* begin Listed records *

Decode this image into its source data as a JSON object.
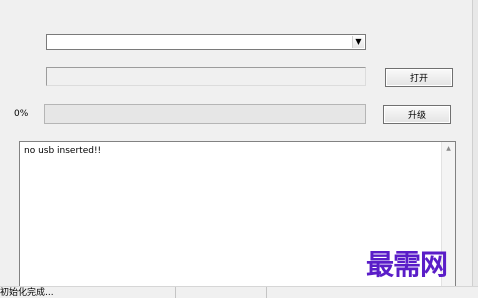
{
  "device_select": {
    "value": "",
    "dropdown_icon": "chevron-down-icon"
  },
  "path_field": {
    "value": ""
  },
  "buttons": {
    "open_label": "打开",
    "upgrade_label": "升级"
  },
  "progress": {
    "label": "0%",
    "value": 0
  },
  "log": {
    "text": "no usb inserted!!"
  },
  "status_bar": {
    "message": "初始化完成..."
  },
  "watermark": {
    "text": "最需网",
    "color": "#5a1dc8"
  }
}
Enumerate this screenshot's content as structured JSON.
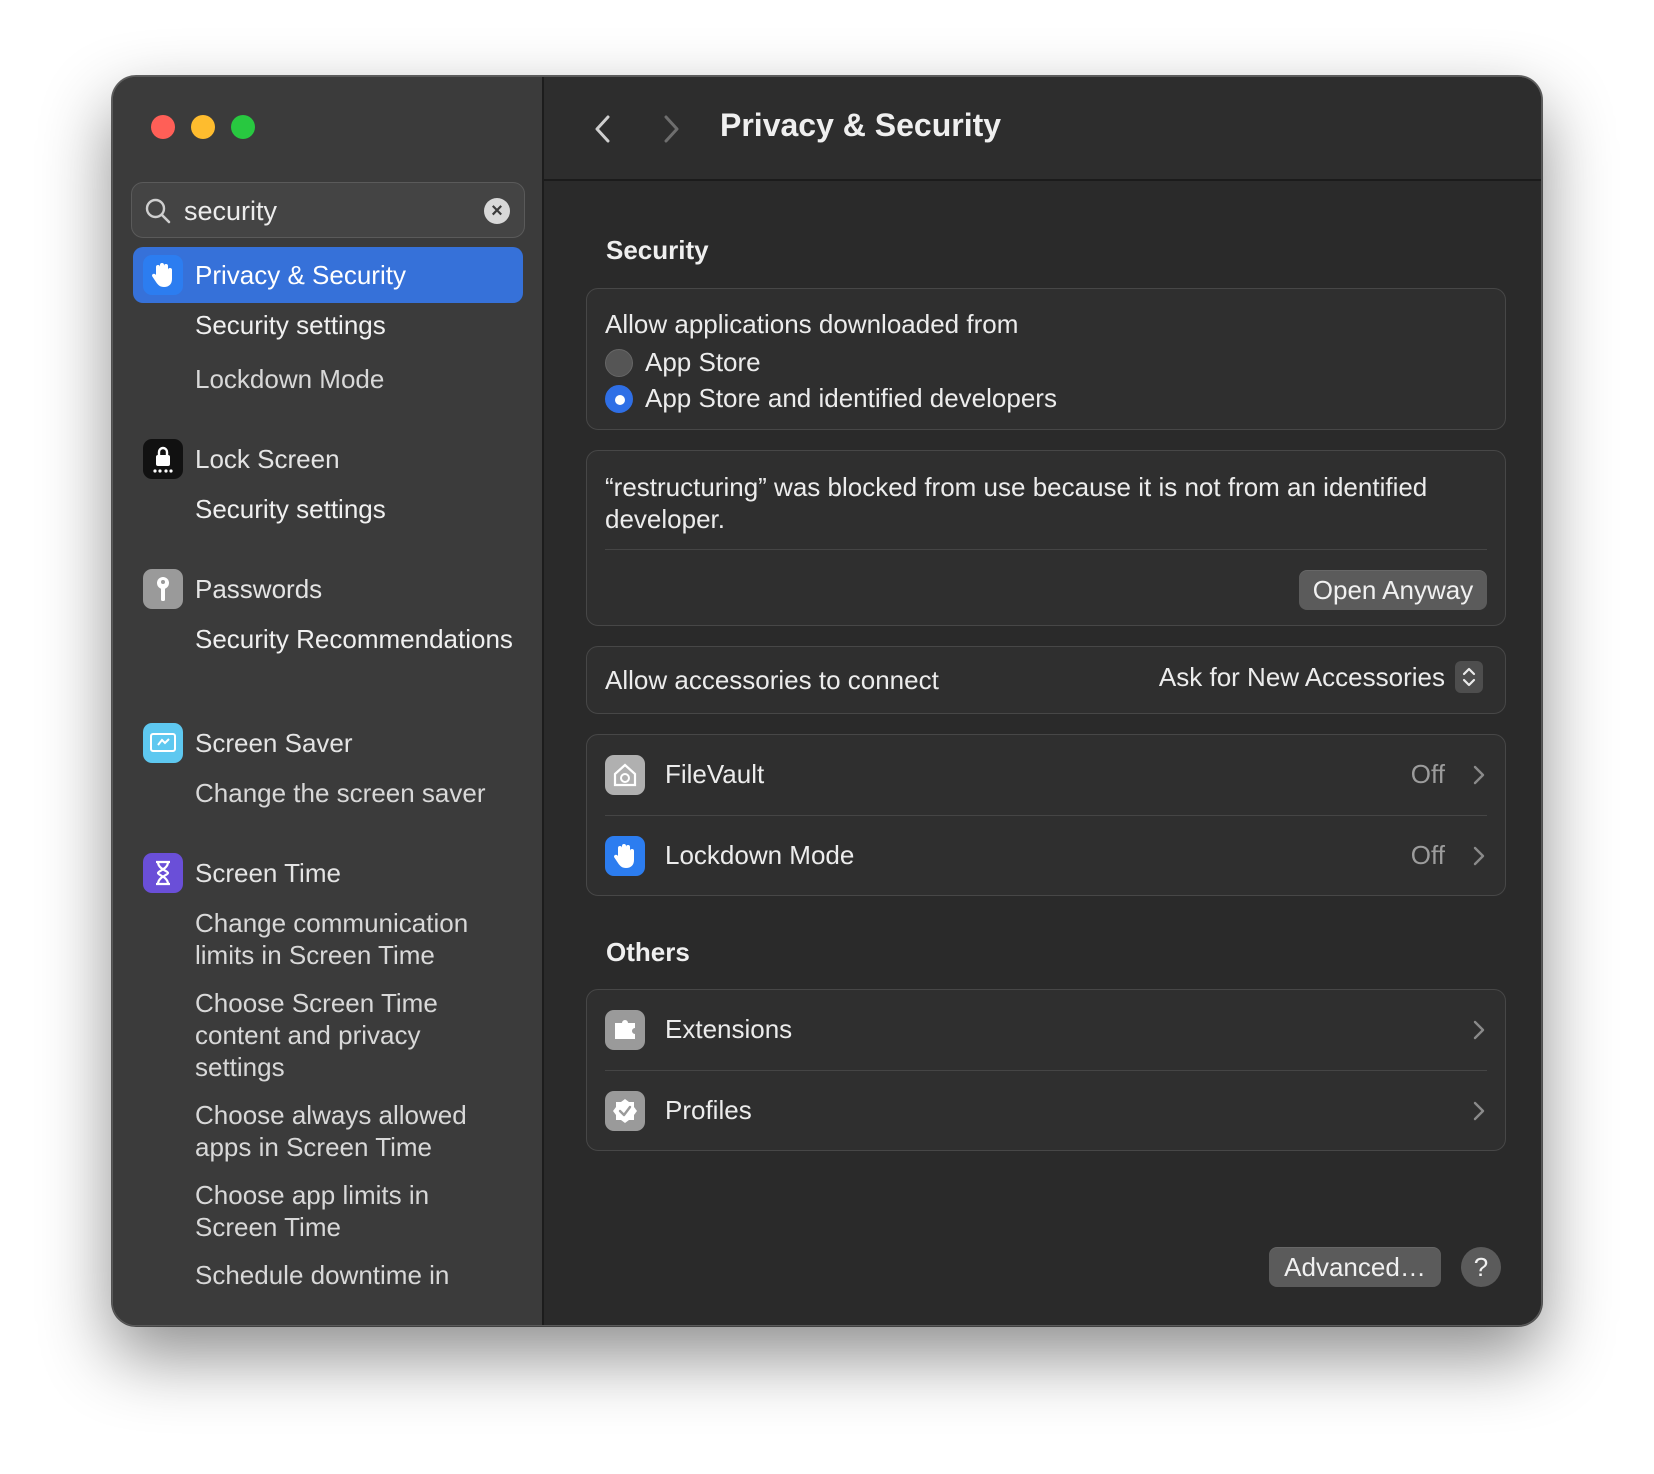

* end Listed records *

▶ Short task
Produce an exact copy of each line of data, skipping embedded images.

▶ Output of the exercise
Decode this image into its source data as a JSON object.
{
  "device_select": {
    "value": "",
    "dropdown_icon": "chevron-down-icon"
  },
  "path_field": {
    "value": ""
  },
  "buttons": {
    "open_label": "打开",
    "upgrade_label": "升级"
  },
  "progress": {
    "label": "0%",
    "value": 0
  },
  "log": {
    "text": "no usb inserted!!"
  },
  "status_bar": {
    "message": "初始化完成..."
  },
  "watermark": {
    "text": "最需网",
    "color": "#5a1dc8"
  }
}
Enumerate this screenshot's content as structured JSON.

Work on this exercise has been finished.